*TASK DIRECTIONS*
Please reproduce the material below with every "y-tick-label" switched to "y-axis-label" and everything else unchanged. Leave the pictures out of your answer.

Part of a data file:

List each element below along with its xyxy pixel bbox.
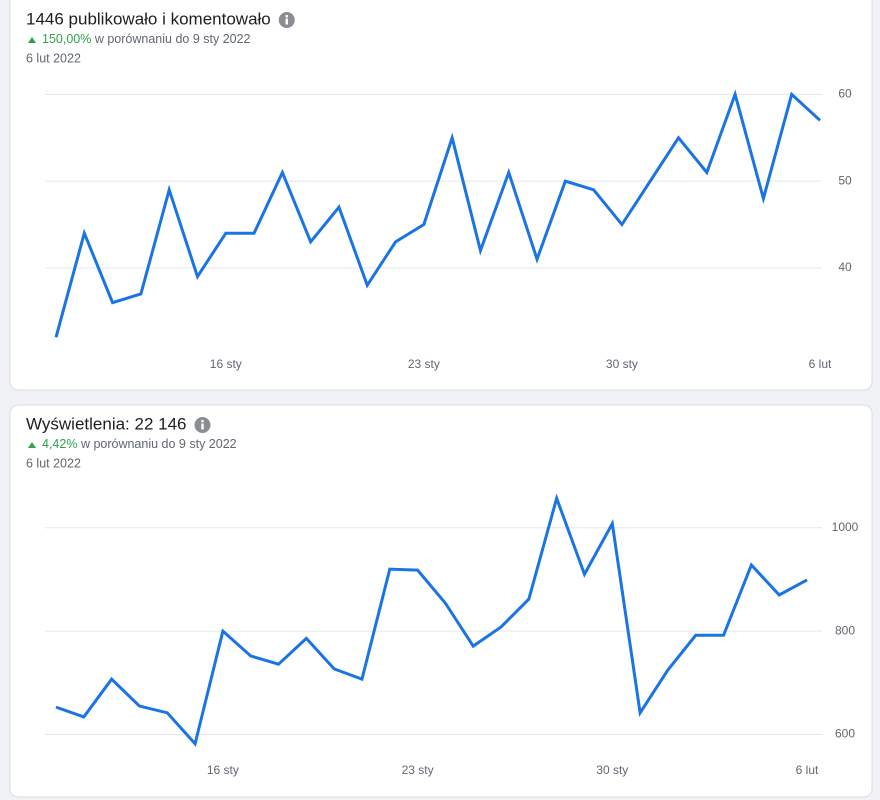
card-title: 1446 publikowało i komentowało: [26, 9, 271, 28]
info-icon-dot: [201, 420, 204, 423]
y-tick-label: 50: [838, 173, 852, 187]
comparison: w porównaniu do 9 sty 2022: [80, 437, 237, 451]
x-tick-label: 6 lut: [809, 357, 832, 371]
info-icon-bar: [201, 423, 204, 430]
x-tick-label: 23 sty: [408, 357, 440, 371]
card: [9, 0, 873, 391]
card: [9, 404, 873, 798]
x-tick-label: 23 sty: [402, 763, 434, 777]
y-tick-label: 800: [835, 623, 855, 637]
x-tick-label: 6 lut: [796, 763, 819, 777]
x-tick-label: 16 sty: [210, 357, 242, 371]
change-value: 150,00%: [42, 32, 91, 46]
date: 6 lut 2022: [26, 51, 81, 65]
x-tick-label: 16 sty: [207, 763, 239, 777]
change-value: 4,42%: [42, 437, 77, 451]
change-line: 4,42% w porównaniu do 9 sty 2022: [42, 437, 237, 451]
x-tick-label: 30 sty: [596, 763, 628, 777]
y-tick-label: 60: [838, 87, 852, 101]
y-tick-label: 40: [838, 260, 852, 274]
comparison: w porównaniu do 9 sty 2022: [94, 32, 251, 46]
change-line: 150,00% w porównaniu do 9 sty 2022: [42, 32, 251, 46]
info-icon-bar: [285, 18, 288, 25]
card-title: Wyświetlenia: 22 146: [26, 414, 187, 433]
y-tick-label: 600: [835, 727, 855, 741]
y-tick-label: 1000: [832, 520, 859, 534]
date: 6 lut 2022: [26, 456, 81, 470]
line: [55, 493, 808, 747]
up-arrow: [28, 442, 36, 448]
x-tick-label: 30 sty: [606, 357, 638, 371]
up-arrow: [28, 37, 36, 43]
info-icon-dot: [285, 15, 288, 18]
line: [54, 89, 822, 338]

*REPLY*
List each element below along with its xyxy pixel bbox.
card-title: 1446 publikowało i komentowało: [26, 9, 271, 28]
info-icon-dot: [201, 420, 204, 423]
y-axis-label: 50: [838, 173, 852, 187]
comparison: w porównaniu do 9 sty 2022: [80, 437, 237, 451]
x-tick-label: 6 lut: [809, 357, 832, 371]
info-icon-bar: [201, 423, 204, 430]
x-tick-label: 23 sty: [408, 357, 440, 371]
card: [9, 0, 873, 391]
card: [9, 404, 873, 798]
x-tick-label: 23 sty: [402, 763, 434, 777]
y-axis-label: 800: [835, 623, 855, 637]
x-tick-label: 6 lut: [796, 763, 819, 777]
x-tick-label: 16 sty: [210, 357, 242, 371]
change-value: 150,00%: [42, 32, 91, 46]
date: 6 lut 2022: [26, 51, 81, 65]
x-tick-label: 16 sty: [207, 763, 239, 777]
change-value: 4,42%: [42, 437, 77, 451]
change-line: 4,42% w porównaniu do 9 sty 2022: [42, 437, 237, 451]
x-tick-label: 30 sty: [596, 763, 628, 777]
y-axis-label: 60: [838, 87, 852, 101]
y-axis-label: 40: [838, 260, 852, 274]
comparison: w porównaniu do 9 sty 2022: [94, 32, 251, 46]
change-line: 150,00% w porównaniu do 9 sty 2022: [42, 32, 251, 46]
info-icon-bar: [285, 18, 288, 25]
card-title: Wyświetlenia: 22 146: [26, 414, 187, 433]
y-axis-label: 600: [835, 727, 855, 741]
y-axis-label: 1000: [832, 520, 859, 534]
date: 6 lut 2022: [26, 456, 81, 470]
line: [55, 493, 808, 747]
up-arrow: [28, 442, 36, 448]
x-tick-label: 30 sty: [606, 357, 638, 371]
up-arrow: [28, 37, 36, 43]
info-icon-dot: [285, 15, 288, 18]
line: [54, 89, 822, 338]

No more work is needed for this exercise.